*WHAT THIS TASK INVOLVES:* Please copy out all of the items below word for word, keeping every line unchanged.

*RAW RECORDS:*
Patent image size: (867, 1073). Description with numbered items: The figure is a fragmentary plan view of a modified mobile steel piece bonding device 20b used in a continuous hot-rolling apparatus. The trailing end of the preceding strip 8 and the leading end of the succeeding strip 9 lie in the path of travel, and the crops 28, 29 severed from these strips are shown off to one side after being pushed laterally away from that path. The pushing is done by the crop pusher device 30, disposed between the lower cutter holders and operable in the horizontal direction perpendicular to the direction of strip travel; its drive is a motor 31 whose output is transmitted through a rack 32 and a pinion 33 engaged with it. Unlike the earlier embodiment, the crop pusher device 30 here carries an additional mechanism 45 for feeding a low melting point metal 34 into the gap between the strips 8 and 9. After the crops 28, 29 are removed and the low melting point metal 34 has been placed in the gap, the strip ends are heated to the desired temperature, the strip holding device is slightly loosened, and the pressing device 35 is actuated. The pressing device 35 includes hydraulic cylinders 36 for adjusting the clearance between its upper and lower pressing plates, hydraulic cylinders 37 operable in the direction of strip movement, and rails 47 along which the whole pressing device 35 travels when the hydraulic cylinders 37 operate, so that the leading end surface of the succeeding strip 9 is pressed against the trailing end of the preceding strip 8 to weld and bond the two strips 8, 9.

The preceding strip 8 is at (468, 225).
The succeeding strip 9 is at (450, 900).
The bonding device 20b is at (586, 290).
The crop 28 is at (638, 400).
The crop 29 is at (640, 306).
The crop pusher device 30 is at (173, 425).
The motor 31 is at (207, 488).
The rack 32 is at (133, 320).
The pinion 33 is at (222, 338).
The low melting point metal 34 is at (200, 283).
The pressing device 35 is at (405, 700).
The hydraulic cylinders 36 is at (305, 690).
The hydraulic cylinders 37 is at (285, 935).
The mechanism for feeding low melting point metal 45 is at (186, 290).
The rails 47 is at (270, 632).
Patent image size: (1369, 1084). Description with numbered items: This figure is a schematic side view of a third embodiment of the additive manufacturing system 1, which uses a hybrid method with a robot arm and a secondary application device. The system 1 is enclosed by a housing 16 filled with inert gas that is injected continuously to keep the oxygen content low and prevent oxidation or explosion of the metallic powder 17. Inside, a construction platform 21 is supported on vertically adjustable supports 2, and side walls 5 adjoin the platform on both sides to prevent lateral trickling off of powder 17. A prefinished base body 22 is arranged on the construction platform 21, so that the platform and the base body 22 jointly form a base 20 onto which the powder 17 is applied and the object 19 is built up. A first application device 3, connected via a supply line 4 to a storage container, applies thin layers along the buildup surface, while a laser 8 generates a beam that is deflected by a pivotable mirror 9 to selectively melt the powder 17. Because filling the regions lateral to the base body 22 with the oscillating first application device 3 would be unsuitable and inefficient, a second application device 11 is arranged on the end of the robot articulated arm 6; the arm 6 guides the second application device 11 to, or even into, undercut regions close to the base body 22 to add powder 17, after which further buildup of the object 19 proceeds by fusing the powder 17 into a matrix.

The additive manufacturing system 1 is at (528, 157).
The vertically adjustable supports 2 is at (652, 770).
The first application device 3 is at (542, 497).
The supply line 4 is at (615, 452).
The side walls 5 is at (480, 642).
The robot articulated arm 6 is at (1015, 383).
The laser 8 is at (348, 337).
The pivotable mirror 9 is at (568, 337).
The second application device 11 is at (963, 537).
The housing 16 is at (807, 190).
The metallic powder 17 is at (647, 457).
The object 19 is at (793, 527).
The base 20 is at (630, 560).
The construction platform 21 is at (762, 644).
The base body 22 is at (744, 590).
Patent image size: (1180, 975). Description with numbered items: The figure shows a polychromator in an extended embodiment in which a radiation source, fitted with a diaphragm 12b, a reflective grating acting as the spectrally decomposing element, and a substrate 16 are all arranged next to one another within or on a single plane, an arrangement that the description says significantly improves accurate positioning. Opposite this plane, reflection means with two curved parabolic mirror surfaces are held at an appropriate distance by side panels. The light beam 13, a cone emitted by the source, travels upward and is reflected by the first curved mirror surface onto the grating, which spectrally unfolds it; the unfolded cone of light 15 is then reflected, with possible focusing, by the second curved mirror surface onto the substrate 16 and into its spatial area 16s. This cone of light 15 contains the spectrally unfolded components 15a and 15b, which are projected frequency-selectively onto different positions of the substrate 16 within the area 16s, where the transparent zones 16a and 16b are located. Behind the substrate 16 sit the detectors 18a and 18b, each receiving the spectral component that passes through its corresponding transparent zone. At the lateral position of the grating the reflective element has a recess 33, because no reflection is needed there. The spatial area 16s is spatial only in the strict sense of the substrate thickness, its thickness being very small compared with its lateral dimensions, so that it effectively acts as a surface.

*EXERCISE OUTPUT:*
Patent image size: (867, 1073). Description with numbered items: The figure is a fragmentary plan view of a modified mobile steel piece bonding device 20b used in a continuous hot-rolling apparatus. The trailing end of the preceding strip 8 and the leading end of the succeeding strip 9 lie in the path of travel, and the crops 28, 29 severed from these strips are shown off to one side after being pushed laterally away from that path. The pushing is done by the crop pusher device 30, disposed between the lower cutter holders and operable in the horizontal direction perpendicular to the direction of strip travel; its drive is a motor 31 whose output is transmitted through a rack 32 and a pinion 33 engaged with it. Unlike the earlier embodiment, the crop pusher device 30 here carries an additional mechanism 45 for feeding a low melting point metal 34 into the gap between the strips 8 and 9. After the crops 28, 29 are removed and the low melting point metal 34 has been placed in the gap, the strip ends are heated to the desired temperature, the strip holding device is slightly loosened, and the pressing device 35 is actuated. The pressing device 35 includes hydraulic cylinders 36 for adjusting the clearance between its upper and lower pressing plates, hydraulic cylinders 37 operable in the direction of strip movement, and rails 47 along which the whole pressing device 35 travels when the hydraulic cylinders 37 operate, so that the leading end surface of the succeeding strip 9 is pressed against the trailing end of the preceding strip 8 to weld and bond the two strips 8, 9.

The preceding strip 8 is at (468, 225).
The succeeding strip 9 is at (450, 900).
The bonding device 20b is at (586, 290).
The crop 28 is at (638, 400).
The crop 29 is at (640, 306).
The crop pusher device 30 is at (173, 425).
The motor 31 is at (207, 488).
The rack 32 is at (133, 320).
The pinion 33 is at (222, 338).
The low melting point metal 34 is at (200, 283).
The pressing device 35 is at (405, 700).
The hydraulic cylinders 36 is at (305, 690).
The hydraulic cylinders 37 is at (285, 935).
The mechanism for feeding low melting point metal 45 is at (186, 290).
The rails 47 is at (270, 632).
Patent image size: (1369, 1084). Description with numbered items: This figure is a schematic side view of a third embodiment of the additive manufacturing system 1, which uses a hybrid method with a robot arm and a secondary application device. The system 1 is enclosed by a housing 16 filled with inert gas that is injected continuously to keep the oxygen content low and prevent oxidation or explosion of the metallic powder 17. Inside, a construction platform 21 is supported on vertically adjustable supports 2, and side walls 5 adjoin the platform on both sides to prevent lateral trickling off of powder 17. A prefinished base body 22 is arranged on the construction platform 21, so that the platform and the base body 22 jointly form a base 20 onto which the powder 17 is applied and the object 19 is built up. A first application device 3, connected via a supply line 4 to a storage container, applies thin layers along the buildup surface, while a laser 8 generates a beam that is deflected by a pivotable mirror 9 to selectively melt the powder 17. Because filling the regions lateral to the base body 22 with the oscillating first application device 3 would be unsuitable and inefficient, a second application device 11 is arranged on the end of the robot articulated arm 6; the arm 6 guides the second application device 11 to, or even into, undercut regions close to the base body 22 to add powder 17, after which further buildup of the object 19 proceeds by fusing the powder 17 into a matrix.

The additive manufacturing system 1 is at (528, 157).
The vertically adjustable supports 2 is at (652, 770).
The first application device 3 is at (542, 497).
The supply line 4 is at (615, 452).
The side walls 5 is at (480, 642).
The robot articulated arm 6 is at (1015, 383).
The laser 8 is at (348, 337).
The pivotable mirror 9 is at (568, 337).
The second application device 11 is at (963, 537).
The housing 16 is at (807, 190).
The metallic powder 17 is at (647, 457).
The object 19 is at (793, 527).
The base 20 is at (630, 560).
The construction platform 21 is at (762, 644).
The base body 22 is at (744, 590).
Patent image size: (1180, 975). Description with numbered items: The figure shows a polychromator in an extended embodiment in which a radiation source, fitted with a diaphragm 12b, a reflective grating acting as the spectrally decomposing element, and a substrate 16 are all arranged next to one another within or on a single plane, an arrangement that the description says significantly improves accurate positioning. Opposite this plane, reflection means with two curved parabolic mirror surfaces are held at an appropriate distance by side panels. The light beam 13, a cone emitted by the source, travels upward and is reflected by the first curved mirror surface onto the grating, which spectrally unfolds it; the unfolded cone of light 15 is then reflected, with possible focusing, by the second curved mirror surface onto the substrate 16 and into its spatial area 16s. This cone of light 15 contains the spectrally unfolded components 15a and 15b, which are projected frequency-selectively onto different positions of the substrate 16 within the area 16s, where the transparent zones 16a and 16b are located. Behind the substrate 16 sit the detectors 18a and 18b, each receiving the spectral component that passes through its corresponding transparent zone. At the lateral position of the grating the reflective element has a recess 33, because no reflection is needed there. The spatial area 16s is spatial only in the strict sense of the substrate thickness, its thickness being very small compared with its lateral dimensions, so that it effectively acts as a surface.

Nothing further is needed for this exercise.